* [TASK BRIEF]: Copy every line from the records below that holds the word "Temperature".

* [RECORDS]:
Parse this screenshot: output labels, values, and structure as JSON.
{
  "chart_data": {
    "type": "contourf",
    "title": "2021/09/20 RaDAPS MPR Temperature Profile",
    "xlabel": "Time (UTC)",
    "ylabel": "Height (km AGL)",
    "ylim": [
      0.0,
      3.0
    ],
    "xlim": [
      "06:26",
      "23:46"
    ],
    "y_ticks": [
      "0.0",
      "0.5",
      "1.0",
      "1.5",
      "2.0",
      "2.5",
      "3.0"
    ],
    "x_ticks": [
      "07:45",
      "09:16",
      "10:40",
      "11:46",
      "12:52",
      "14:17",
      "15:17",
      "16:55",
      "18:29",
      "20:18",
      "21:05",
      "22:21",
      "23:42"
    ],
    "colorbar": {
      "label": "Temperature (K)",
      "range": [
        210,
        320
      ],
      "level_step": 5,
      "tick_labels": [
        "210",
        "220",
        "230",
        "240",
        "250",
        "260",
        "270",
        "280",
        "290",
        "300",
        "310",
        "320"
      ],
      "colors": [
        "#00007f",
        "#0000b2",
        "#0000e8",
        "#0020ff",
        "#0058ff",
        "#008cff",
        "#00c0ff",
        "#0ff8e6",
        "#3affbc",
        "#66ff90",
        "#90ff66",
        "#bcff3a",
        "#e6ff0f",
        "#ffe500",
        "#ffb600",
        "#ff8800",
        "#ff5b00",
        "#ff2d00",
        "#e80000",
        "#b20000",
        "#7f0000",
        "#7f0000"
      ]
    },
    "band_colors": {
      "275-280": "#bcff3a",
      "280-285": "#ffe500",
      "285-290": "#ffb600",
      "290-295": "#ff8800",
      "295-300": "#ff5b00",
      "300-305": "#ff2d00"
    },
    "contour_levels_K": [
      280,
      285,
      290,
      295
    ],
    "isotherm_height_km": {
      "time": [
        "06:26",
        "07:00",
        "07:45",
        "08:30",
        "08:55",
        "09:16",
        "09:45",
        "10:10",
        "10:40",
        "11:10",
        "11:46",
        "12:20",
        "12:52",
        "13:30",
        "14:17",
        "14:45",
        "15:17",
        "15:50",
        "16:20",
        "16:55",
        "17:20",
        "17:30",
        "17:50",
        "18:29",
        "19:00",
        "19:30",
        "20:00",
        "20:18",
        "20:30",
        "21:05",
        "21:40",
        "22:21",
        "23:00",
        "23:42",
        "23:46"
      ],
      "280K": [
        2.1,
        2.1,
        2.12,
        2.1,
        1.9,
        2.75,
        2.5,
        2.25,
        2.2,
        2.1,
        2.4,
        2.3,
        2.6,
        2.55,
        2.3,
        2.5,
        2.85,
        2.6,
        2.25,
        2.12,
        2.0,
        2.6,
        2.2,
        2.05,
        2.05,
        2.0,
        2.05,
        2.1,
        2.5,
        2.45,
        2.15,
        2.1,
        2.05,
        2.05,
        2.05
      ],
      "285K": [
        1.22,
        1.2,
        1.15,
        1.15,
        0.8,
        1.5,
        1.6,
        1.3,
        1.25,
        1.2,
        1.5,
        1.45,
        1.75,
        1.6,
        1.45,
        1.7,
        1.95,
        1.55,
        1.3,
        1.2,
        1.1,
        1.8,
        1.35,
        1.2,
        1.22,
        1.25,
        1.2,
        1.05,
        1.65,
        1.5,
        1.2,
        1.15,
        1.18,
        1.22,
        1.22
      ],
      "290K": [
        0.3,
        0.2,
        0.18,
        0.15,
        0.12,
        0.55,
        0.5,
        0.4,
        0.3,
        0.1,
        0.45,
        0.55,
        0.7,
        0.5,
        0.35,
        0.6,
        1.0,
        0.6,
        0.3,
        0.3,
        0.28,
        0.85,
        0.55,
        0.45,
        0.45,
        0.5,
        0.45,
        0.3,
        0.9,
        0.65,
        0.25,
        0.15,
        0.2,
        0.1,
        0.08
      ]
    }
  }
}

* [WRITTEN RESPONSE]:
    "title": "2021/09/20 RaDAPS MPR Temperature Profile",
      "label": "Temperature (K)",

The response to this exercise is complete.